### WORK REQUIRED
Look at the entries below and reproduce them exactly.

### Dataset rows
"""

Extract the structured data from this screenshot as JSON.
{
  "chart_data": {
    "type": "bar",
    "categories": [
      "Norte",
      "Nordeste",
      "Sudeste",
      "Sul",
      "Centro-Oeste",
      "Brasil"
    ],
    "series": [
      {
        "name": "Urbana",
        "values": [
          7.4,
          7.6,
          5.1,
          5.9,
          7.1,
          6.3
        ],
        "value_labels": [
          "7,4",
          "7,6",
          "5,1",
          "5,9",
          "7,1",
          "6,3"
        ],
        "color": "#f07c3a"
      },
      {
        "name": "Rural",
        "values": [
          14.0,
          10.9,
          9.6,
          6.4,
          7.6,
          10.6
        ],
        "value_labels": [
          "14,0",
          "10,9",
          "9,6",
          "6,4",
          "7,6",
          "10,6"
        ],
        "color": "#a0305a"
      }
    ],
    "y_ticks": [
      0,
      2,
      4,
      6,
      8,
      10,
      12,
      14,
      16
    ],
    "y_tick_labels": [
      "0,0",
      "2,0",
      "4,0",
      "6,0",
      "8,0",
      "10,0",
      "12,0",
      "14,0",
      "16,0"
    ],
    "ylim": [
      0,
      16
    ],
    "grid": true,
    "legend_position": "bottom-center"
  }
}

"""

### TASK RESPONSE
Extract the structured data from this screenshot as JSON.
{
  "chart_data": {
    "type": "bar",
    "categories": [
      "Norte",
      "Nordeste",
      "Sudeste",
      "Sul",
      "Centro-Oeste",
      "Brasil"
    ],
    "series": [
      {
        "name": "Urbana",
        "values": [
          7.4,
          7.6,
          5.1,
          5.9,
          7.1,
          6.3
        ],
        "value_labels": [
          "7,4",
          "7,6",
          "5,1",
          "5,9",
          "7,1",
          "6,3"
        ],
        "color": "#f07c3a"
      },
      {
        "name": "Rural",
        "values": [
          14.0,
          10.9,
          9.6,
          6.4,
          7.6,
          10.6
        ],
        "value_labels": [
          "14,0",
          "10,9",
          "9,6",
          "6,4",
          "7,6",
          "10,6"
        ],
        "color": "#a0305a"
      }
    ],
    "y_ticks": [
      0,
      2,
      4,
      6,
      8,
      10,
      12,
      14,
      16
    ],
    "y_tick_labels": [
      "0,0",
      "2,0",
      "4,0",
      "6,0",
      "8,0",
      "10,0",
      "12,0",
      "14,0",
      "16,0"
    ],
    "ylim": [
      0,
      16
    ],
    "grid": true,
    "legend_position": "bottom-center"
  }
}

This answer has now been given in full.